● **Goal**
Among the lines listed below, count those that include the string "area", and state only the count.

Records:
********************

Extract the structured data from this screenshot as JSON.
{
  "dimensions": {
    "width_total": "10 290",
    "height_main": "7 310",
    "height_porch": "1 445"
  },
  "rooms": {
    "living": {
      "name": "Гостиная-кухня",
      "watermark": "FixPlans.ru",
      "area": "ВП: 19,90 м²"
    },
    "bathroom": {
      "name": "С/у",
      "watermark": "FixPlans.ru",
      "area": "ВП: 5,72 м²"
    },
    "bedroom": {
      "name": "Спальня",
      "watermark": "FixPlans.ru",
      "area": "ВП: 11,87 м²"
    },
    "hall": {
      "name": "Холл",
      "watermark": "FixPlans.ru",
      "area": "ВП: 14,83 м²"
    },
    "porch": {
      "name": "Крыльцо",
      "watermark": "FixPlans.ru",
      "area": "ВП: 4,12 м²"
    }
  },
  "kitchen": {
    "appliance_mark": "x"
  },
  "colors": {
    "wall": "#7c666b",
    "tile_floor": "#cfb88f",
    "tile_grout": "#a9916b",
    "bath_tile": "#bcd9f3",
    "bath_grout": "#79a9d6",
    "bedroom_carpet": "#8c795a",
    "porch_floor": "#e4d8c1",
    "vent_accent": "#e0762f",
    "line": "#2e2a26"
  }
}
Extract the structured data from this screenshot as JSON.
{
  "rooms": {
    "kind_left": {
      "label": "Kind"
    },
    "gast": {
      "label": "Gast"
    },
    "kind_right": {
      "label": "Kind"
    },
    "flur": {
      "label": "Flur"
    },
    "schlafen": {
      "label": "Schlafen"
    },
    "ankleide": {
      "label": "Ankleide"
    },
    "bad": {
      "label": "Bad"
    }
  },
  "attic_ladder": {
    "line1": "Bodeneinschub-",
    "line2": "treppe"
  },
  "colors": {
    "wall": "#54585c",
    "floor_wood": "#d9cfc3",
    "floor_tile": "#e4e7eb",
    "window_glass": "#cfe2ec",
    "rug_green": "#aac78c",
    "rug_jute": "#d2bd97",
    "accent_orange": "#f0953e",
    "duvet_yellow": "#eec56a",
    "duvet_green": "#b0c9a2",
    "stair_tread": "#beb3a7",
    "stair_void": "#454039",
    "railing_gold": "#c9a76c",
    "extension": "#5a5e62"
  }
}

********************

● **Output**
5